■ **Passage provided**
# Racing Pigeon



## MarkF (Jul 5, 2003)

My daughter rescued one from the neighbours cat on Tuesday evening, it was in shock and completely knackered (as in tired out). I put it in a box in the garage, fed it some bird seed, bread and sugared water as per the RSPCA's advice.

From the leg rings and then the web I managed to locate the guy who runs the racing club to whom the pigeons owner belongs to.







I got the owners number and rang him up, he told me to let it go and it would find it's way home, how I don't know. Anyway I was about to do this, because I didn't know any better, when the club guy rang me back and said under no circumstances should I do that as the bird will just get lost again, it's from Sunderland and probably stupid.









The owner does not want to know, he won't come and collect, the racing club guy says it will get lost if I let it go and if I let it go then I'll worry about it.

All the time the bird is shitting all over my cycles and motorbikes.

What next?


----------



## Griff (Feb 23, 2003)

I'd ring the RSPB and ask for further advice.

I'd be inclined though to let it go in a park if it has recovered


----------



## Silver Hawk (Dec 2, 2003)

This sounds like a boring, fluffy animal topic to me...you'll have Rich after you Mark.









I think I'd do what Griff says...the guy in Sunderland obviously doesn't give a dam, so what does it matter if it can't get "home". It needs to find a new home....either in a cat's mouth or the RSPCA who can pass it on to a local enthusiast.


----------



## synchro (Sep 22, 2006)

I have known a few fanciers in the past, once a bird has lost the ability to home it is no good to them for either racing or breeding.


----------



## Jonmurgie (Feb 11, 2007)

Can you not just post it back to the Racing Club?


----------



## synchro (Sep 22, 2006)

Put it in a pie


----------



## Griff (Feb 23, 2003)

It could also be taken to the nearest bird sanctuary


----------



## synchro (Sep 22, 2006)

Do they like pies ?


----------



## Robert (Jul 26, 2006)

synchro said:


> Put it in a pie


Coincidentally I had pigeon for dinner at a nice restaurant last night. The menu said Perthshire Pigeon but maybe it was a Sunderland pigeon that got lost


----------



## MarkF (Jul 5, 2003)

■ **Stored rows**
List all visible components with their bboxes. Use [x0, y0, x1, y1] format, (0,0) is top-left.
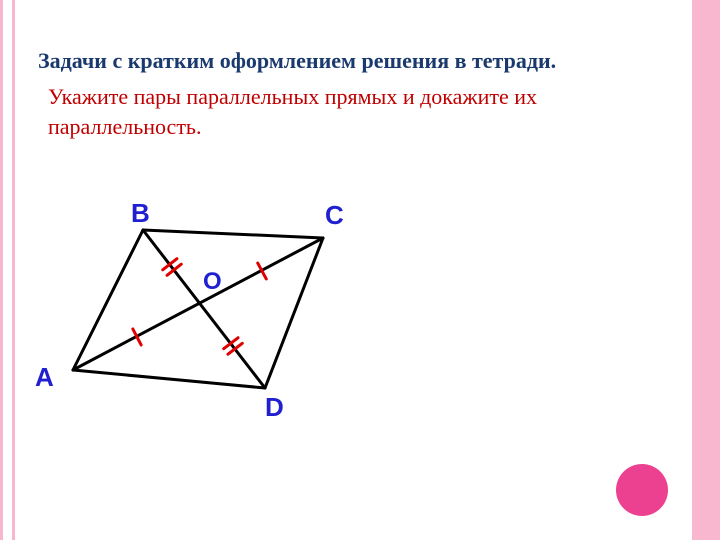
geometry-diagram: ABCDO [53, 200, 373, 420]
vertex-label-a: A [35, 362, 54, 393]
diagram-svg [53, 200, 373, 420]
left-accent-border [12, 0, 15, 540]
vertex-label-b: B [131, 198, 150, 229]
slide: Задачи с кратким оформлением решения в т… [0, 0, 720, 540]
vertex-label-c: C [325, 200, 344, 231]
corner-dot-icon [616, 464, 668, 516]
vertex-label-o: O [203, 268, 222, 296]
slide-subtitle: Укажите пары параллельных прямых и докаж… [48, 82, 628, 141]
slide-title: Задачи с кратким оформлением решения в т… [38, 48, 556, 74]
vertex-label-d: D [265, 392, 284, 423]
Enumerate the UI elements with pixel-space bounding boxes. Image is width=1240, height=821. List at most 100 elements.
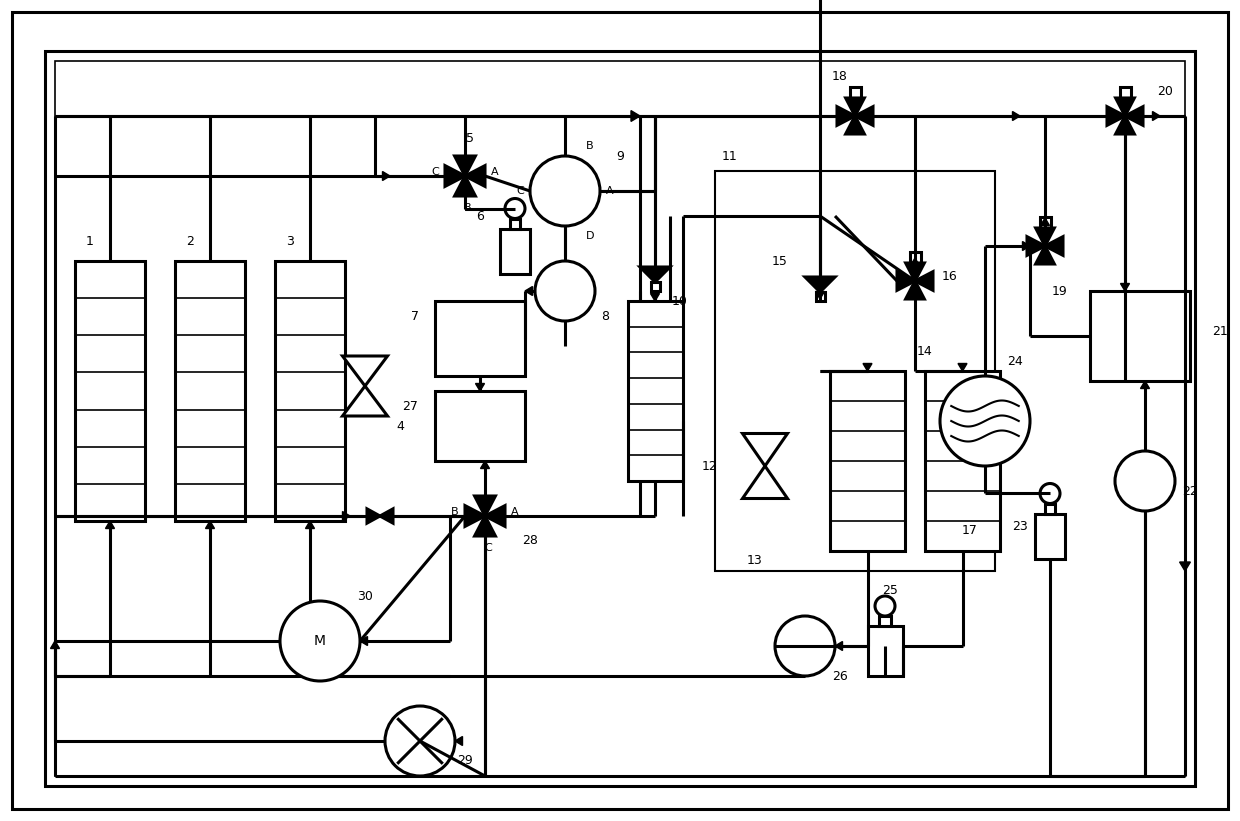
Polygon shape xyxy=(1141,381,1149,388)
Text: C: C xyxy=(432,167,439,177)
Polygon shape xyxy=(475,516,496,536)
Text: A: A xyxy=(491,167,498,177)
Circle shape xyxy=(505,199,525,218)
Polygon shape xyxy=(525,287,532,296)
Polygon shape xyxy=(485,506,505,526)
Polygon shape xyxy=(897,272,915,291)
Polygon shape xyxy=(305,521,315,529)
Circle shape xyxy=(875,596,895,616)
Bar xyxy=(500,228,529,273)
Circle shape xyxy=(940,376,1030,466)
Bar xyxy=(275,261,345,521)
Polygon shape xyxy=(1035,246,1054,264)
Polygon shape xyxy=(1045,236,1063,255)
Text: 17: 17 xyxy=(962,525,978,538)
Polygon shape xyxy=(206,521,215,529)
Polygon shape xyxy=(835,641,842,650)
Polygon shape xyxy=(342,356,387,386)
Bar xyxy=(55,61,1185,776)
Polygon shape xyxy=(465,166,485,186)
Text: 11: 11 xyxy=(722,149,738,163)
Bar xyxy=(627,301,682,481)
Bar xyxy=(1045,503,1055,513)
Polygon shape xyxy=(631,111,640,122)
Text: C: C xyxy=(484,543,492,553)
Polygon shape xyxy=(1107,107,1125,126)
Text: A: A xyxy=(511,507,518,517)
Polygon shape xyxy=(863,364,872,371)
Bar xyxy=(715,171,994,571)
Polygon shape xyxy=(856,107,873,126)
Polygon shape xyxy=(342,386,387,416)
Bar xyxy=(435,301,525,376)
Circle shape xyxy=(529,156,600,226)
Text: 21: 21 xyxy=(1213,324,1228,337)
Bar xyxy=(909,252,920,263)
Circle shape xyxy=(1040,484,1060,503)
Polygon shape xyxy=(475,496,496,516)
Text: C: C xyxy=(516,186,523,196)
Polygon shape xyxy=(1121,283,1130,291)
Circle shape xyxy=(775,616,835,676)
Bar xyxy=(175,261,246,521)
Circle shape xyxy=(384,706,455,776)
Polygon shape xyxy=(105,521,114,529)
Polygon shape xyxy=(905,281,924,299)
Text: 7: 7 xyxy=(410,310,419,323)
Bar xyxy=(1039,217,1050,228)
Polygon shape xyxy=(367,509,379,523)
Text: 1: 1 xyxy=(86,235,94,247)
Polygon shape xyxy=(1179,562,1190,571)
Text: 30: 30 xyxy=(357,589,373,603)
Bar xyxy=(849,87,861,98)
Polygon shape xyxy=(379,509,393,523)
Text: 14: 14 xyxy=(918,345,932,357)
Text: 13: 13 xyxy=(748,554,763,567)
Polygon shape xyxy=(915,272,932,291)
Bar xyxy=(510,218,520,228)
Text: 29: 29 xyxy=(458,754,472,768)
Text: 6: 6 xyxy=(476,209,484,222)
Polygon shape xyxy=(1116,116,1135,134)
Text: 2: 2 xyxy=(186,235,193,247)
Polygon shape xyxy=(1040,218,1049,226)
Polygon shape xyxy=(846,116,864,134)
Polygon shape xyxy=(445,166,465,186)
Text: 22: 22 xyxy=(1182,484,1198,498)
Bar xyxy=(1120,87,1131,98)
Polygon shape xyxy=(465,506,485,526)
Polygon shape xyxy=(1035,228,1054,246)
Text: 3: 3 xyxy=(286,235,294,247)
Polygon shape xyxy=(837,107,856,126)
Text: B: B xyxy=(464,203,471,213)
Circle shape xyxy=(1115,451,1176,511)
Bar xyxy=(74,261,145,521)
Text: 15: 15 xyxy=(773,255,787,268)
Polygon shape xyxy=(455,156,475,176)
Polygon shape xyxy=(743,466,787,498)
Polygon shape xyxy=(816,291,825,299)
Text: 25: 25 xyxy=(882,585,898,598)
Text: 26: 26 xyxy=(832,669,848,682)
Text: 9: 9 xyxy=(616,149,624,163)
Bar xyxy=(651,282,660,291)
Bar xyxy=(1035,513,1065,558)
Polygon shape xyxy=(51,641,60,649)
Text: 12: 12 xyxy=(702,460,718,473)
Text: D: D xyxy=(585,231,594,241)
Text: 4: 4 xyxy=(396,420,404,433)
Polygon shape xyxy=(455,176,475,196)
Text: 5: 5 xyxy=(466,131,474,144)
Polygon shape xyxy=(910,258,920,265)
Bar xyxy=(816,292,825,301)
Text: B: B xyxy=(451,507,459,517)
Polygon shape xyxy=(959,364,967,371)
Polygon shape xyxy=(475,383,485,391)
Bar xyxy=(435,391,525,461)
Text: 8: 8 xyxy=(601,310,609,323)
Polygon shape xyxy=(640,267,670,282)
Polygon shape xyxy=(481,461,490,469)
Polygon shape xyxy=(905,263,924,281)
Polygon shape xyxy=(342,511,350,521)
Polygon shape xyxy=(1023,241,1030,250)
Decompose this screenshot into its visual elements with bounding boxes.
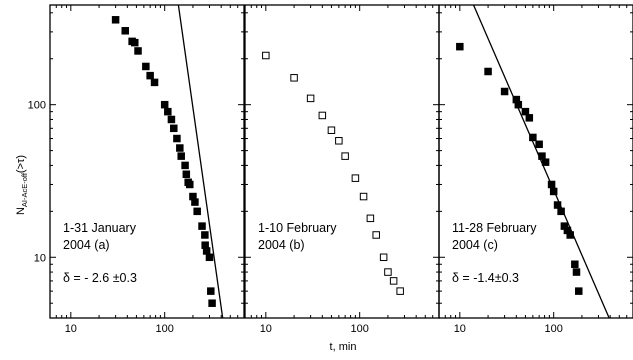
data-point xyxy=(290,74,298,82)
data-point xyxy=(549,187,558,196)
data-point xyxy=(512,95,521,104)
y-tick-label: 10 xyxy=(34,252,46,264)
data-point xyxy=(150,78,159,87)
data-point xyxy=(541,158,550,166)
data-point xyxy=(186,180,194,189)
data-point xyxy=(335,137,343,145)
y-axis-label-main: N xyxy=(15,207,27,215)
data-point xyxy=(529,133,537,142)
fit-line xyxy=(177,5,224,318)
fit-line xyxy=(472,5,610,318)
data-point xyxy=(389,277,398,285)
data-point xyxy=(351,174,360,182)
data-point xyxy=(547,180,556,189)
data-point xyxy=(121,27,129,35)
panel-label-line1: 11-28 February xyxy=(452,221,537,235)
data-point xyxy=(208,299,216,307)
data-point xyxy=(456,42,464,51)
panel-1: 10 100 10 100 1-31 January 2004 (a) δ = - 2.6 … xyxy=(28,4,245,335)
data-point xyxy=(167,115,176,124)
data-point xyxy=(535,140,543,149)
data-point xyxy=(372,231,380,239)
data-point xyxy=(111,16,120,24)
data-point xyxy=(563,226,572,235)
data-point xyxy=(176,144,184,152)
data-point xyxy=(131,38,139,47)
data-point xyxy=(201,241,209,249)
x-tick-label: 10 xyxy=(454,323,466,335)
data-point xyxy=(379,253,388,262)
data-point xyxy=(142,62,150,71)
panel-label-line2: 2004 (a) xyxy=(63,238,110,252)
data-point xyxy=(484,67,492,76)
data-point xyxy=(201,231,209,239)
panel-3: 10 100 11-28 February 2004 (c) δ = -1.4±0.3 xyxy=(438,4,633,335)
panel-label-line2: 2004 (b) xyxy=(258,238,305,252)
panel-frame xyxy=(244,4,440,319)
data-point xyxy=(182,170,191,179)
data-point xyxy=(198,222,206,230)
data-point xyxy=(207,287,215,295)
data-point xyxy=(189,192,197,201)
panel-label-line1: 1-31 January xyxy=(63,221,137,235)
panel-label-line1: 1-10 February xyxy=(258,221,337,235)
data-point xyxy=(557,207,565,216)
y-tick-label: 100 xyxy=(28,100,46,112)
data-point xyxy=(341,152,349,160)
data-point xyxy=(318,111,327,120)
data-point xyxy=(366,214,375,223)
data-point xyxy=(160,100,169,109)
data-point xyxy=(572,268,581,276)
y-axis-label: NAI-AcE-off(>τ) xyxy=(15,155,29,215)
delta-label: δ = -1.4±0.3 xyxy=(452,271,519,285)
y-axis-label-suffix: (>τ) xyxy=(15,155,27,173)
y-axis-label-subscript: AI-AcE-off xyxy=(20,172,29,207)
x-tick-label: 10 xyxy=(65,323,77,335)
data-point xyxy=(396,287,404,295)
data-point xyxy=(202,247,211,255)
data-point xyxy=(566,231,574,239)
data-point xyxy=(500,87,509,96)
data-point xyxy=(193,207,201,216)
data-point xyxy=(181,161,189,170)
data-point xyxy=(327,126,336,134)
data-point xyxy=(173,134,181,143)
data-point xyxy=(560,222,569,230)
data-point xyxy=(575,287,583,295)
x-tick-label: 10 xyxy=(260,323,272,335)
panel-frame xyxy=(438,4,633,319)
data-point xyxy=(177,152,185,160)
data-point xyxy=(134,47,142,55)
data-point xyxy=(525,114,534,122)
data-point xyxy=(191,198,199,206)
panel-2: 10 100 1-10 February 2004 (b) xyxy=(244,4,440,335)
data-point xyxy=(146,71,154,80)
x-tick-label: 100 xyxy=(545,323,563,335)
data-point xyxy=(205,253,214,262)
data-point xyxy=(553,201,562,209)
data-point xyxy=(164,107,172,116)
x-tick-label: 100 xyxy=(156,323,174,335)
data-point xyxy=(384,268,392,276)
data-point xyxy=(538,152,546,160)
panels-layer: 10 100 10 100 1-31 January 2004 (a) δ = - 2.6 … xyxy=(28,4,633,335)
data-point xyxy=(306,94,315,103)
data-point xyxy=(262,51,270,60)
data-point xyxy=(521,107,530,116)
data-point xyxy=(359,192,368,201)
data-point xyxy=(571,260,579,269)
panel-frame xyxy=(49,4,245,319)
panel-label-line2: 2004 (c) xyxy=(452,238,498,252)
x-axis-label: t, min xyxy=(330,341,357,353)
delta-label: δ = - 2.6 ±0.3 xyxy=(63,271,137,285)
x-tick-label: 100 xyxy=(351,323,369,335)
data-point xyxy=(170,124,178,133)
data-point xyxy=(514,100,523,109)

■ **Given exercise**
Reproduce the part of the racing pigeon thread that opens with the words containing "I got the owners" and closes with "and probably stupid.", renaming "club guy" as "club organizer" throughout. The records play no part in this work.

■ **Exercise result**
I got the owners number and rang him up, he told me to let it go and it would find it's way home, how I don't know. Anyway I was about to do this, because I didn't know any better, when the club organizer rang me back and said under no circumstances should I do that as the bird will just get lost again, it's from Sunderland and probably stupid.